> **What is asked**
Check each line below for the word "values" and give the number of lines that have it, nothing more.

---- Provided information

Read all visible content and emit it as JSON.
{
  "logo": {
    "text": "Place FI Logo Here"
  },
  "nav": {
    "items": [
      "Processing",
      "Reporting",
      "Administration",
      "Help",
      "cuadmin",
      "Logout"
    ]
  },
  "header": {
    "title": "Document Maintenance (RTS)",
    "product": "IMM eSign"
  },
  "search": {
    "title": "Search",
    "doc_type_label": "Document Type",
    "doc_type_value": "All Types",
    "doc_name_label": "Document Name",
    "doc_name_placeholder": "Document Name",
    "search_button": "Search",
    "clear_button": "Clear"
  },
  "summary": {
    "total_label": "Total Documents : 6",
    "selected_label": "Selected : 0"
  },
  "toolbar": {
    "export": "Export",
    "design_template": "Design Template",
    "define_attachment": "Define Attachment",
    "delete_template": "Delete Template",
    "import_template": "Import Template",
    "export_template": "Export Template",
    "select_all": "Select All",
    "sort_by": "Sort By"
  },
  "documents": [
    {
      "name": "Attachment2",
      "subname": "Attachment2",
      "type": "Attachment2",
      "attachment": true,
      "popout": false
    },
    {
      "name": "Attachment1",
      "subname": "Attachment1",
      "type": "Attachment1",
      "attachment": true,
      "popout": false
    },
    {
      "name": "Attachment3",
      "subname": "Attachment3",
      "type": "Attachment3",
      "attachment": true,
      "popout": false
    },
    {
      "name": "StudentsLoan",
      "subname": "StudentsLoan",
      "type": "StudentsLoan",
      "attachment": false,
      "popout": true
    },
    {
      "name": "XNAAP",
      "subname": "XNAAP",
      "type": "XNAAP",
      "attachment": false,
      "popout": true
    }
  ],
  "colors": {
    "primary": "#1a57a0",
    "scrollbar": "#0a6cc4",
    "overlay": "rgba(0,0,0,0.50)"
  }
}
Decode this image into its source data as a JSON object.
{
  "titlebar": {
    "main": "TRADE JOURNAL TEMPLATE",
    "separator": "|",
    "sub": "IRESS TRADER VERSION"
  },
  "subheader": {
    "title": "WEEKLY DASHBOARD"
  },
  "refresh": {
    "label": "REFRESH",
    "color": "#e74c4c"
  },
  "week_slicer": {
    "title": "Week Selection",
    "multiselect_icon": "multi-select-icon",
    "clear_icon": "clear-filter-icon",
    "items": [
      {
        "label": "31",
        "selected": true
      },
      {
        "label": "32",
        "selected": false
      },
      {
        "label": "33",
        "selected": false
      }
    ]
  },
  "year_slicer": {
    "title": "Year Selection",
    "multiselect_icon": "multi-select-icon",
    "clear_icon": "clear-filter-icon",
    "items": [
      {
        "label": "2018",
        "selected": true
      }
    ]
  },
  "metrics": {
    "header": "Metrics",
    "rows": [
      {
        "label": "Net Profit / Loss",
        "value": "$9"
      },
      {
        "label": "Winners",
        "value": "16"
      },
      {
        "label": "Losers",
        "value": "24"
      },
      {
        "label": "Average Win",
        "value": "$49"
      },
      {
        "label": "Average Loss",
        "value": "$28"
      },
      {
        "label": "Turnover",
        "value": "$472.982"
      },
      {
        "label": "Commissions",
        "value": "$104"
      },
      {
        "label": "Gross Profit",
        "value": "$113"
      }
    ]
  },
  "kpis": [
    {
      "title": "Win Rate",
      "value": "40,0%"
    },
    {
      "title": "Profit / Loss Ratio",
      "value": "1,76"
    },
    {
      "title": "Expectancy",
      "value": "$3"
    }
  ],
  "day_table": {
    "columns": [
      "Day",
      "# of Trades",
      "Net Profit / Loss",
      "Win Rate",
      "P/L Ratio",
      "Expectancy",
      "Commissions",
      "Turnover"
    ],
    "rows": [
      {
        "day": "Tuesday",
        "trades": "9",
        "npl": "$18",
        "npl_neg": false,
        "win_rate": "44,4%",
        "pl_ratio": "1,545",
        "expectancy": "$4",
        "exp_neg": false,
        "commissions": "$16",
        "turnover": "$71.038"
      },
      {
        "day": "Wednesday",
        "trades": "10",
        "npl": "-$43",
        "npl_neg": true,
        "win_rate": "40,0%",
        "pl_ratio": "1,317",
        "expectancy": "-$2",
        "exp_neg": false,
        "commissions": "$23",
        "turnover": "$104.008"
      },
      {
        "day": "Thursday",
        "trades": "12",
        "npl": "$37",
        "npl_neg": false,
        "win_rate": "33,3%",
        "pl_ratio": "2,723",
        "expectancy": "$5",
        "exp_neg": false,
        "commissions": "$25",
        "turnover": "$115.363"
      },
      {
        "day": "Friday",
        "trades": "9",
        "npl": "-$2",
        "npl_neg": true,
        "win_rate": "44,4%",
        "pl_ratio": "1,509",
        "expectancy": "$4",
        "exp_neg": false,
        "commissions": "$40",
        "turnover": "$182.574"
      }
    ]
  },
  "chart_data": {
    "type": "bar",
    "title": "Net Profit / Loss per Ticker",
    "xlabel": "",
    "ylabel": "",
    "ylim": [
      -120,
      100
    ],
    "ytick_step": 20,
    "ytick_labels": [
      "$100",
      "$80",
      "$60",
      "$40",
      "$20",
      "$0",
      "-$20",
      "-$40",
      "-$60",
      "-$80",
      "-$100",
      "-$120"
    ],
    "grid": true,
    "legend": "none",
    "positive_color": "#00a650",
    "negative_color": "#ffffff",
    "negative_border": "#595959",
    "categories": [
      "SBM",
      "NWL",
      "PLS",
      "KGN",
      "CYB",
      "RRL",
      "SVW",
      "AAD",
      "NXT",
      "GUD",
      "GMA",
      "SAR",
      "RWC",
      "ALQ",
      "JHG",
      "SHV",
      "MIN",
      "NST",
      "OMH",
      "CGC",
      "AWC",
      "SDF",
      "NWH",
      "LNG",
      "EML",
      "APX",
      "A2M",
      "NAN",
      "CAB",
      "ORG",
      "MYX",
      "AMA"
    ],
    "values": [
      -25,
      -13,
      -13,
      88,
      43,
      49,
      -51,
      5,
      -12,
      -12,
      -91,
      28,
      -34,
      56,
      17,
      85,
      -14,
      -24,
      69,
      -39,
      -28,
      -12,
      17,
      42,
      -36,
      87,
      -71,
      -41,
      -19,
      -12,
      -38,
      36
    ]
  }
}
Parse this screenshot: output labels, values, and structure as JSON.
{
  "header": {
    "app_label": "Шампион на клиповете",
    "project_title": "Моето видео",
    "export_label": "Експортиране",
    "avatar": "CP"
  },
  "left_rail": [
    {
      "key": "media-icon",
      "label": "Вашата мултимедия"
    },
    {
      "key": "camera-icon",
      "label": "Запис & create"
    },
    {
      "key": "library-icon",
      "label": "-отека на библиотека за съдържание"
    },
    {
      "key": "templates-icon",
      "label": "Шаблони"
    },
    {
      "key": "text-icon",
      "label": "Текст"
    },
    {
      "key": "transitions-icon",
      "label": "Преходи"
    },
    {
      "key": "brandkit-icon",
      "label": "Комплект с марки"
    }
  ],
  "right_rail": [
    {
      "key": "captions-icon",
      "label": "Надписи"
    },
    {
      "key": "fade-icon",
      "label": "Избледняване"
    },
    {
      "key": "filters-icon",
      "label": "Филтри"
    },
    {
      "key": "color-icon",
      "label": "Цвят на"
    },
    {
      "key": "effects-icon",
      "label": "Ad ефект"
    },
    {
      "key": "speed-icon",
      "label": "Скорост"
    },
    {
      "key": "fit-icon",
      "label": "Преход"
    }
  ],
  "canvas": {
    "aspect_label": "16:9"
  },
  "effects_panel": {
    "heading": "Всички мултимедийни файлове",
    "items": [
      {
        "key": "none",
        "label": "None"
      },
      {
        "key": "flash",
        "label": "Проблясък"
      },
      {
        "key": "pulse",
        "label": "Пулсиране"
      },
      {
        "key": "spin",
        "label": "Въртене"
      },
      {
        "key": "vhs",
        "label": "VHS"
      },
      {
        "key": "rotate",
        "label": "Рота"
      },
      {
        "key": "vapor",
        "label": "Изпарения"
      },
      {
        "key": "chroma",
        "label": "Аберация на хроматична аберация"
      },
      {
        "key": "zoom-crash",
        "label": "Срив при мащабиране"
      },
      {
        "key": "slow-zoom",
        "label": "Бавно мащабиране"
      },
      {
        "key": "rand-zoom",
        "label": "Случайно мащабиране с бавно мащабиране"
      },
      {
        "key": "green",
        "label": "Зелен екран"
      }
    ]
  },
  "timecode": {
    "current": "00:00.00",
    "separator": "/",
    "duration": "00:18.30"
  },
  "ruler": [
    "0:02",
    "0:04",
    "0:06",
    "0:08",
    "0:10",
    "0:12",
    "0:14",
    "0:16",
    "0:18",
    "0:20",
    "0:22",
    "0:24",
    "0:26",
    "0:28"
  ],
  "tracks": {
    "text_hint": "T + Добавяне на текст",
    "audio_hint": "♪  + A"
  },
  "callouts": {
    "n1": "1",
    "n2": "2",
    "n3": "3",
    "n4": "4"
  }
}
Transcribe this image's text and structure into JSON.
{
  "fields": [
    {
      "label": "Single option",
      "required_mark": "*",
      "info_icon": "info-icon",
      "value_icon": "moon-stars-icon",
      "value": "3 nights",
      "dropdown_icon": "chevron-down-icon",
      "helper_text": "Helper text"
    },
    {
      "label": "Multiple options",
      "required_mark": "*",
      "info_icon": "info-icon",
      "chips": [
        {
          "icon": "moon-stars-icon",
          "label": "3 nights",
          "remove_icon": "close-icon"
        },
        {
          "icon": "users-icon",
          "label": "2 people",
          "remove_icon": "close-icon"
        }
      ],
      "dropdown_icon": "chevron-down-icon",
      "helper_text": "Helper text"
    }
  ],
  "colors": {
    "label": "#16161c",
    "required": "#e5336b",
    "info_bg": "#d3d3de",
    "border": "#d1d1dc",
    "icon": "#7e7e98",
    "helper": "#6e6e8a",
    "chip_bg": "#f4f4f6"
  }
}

--------

> **Response for this exercise**
2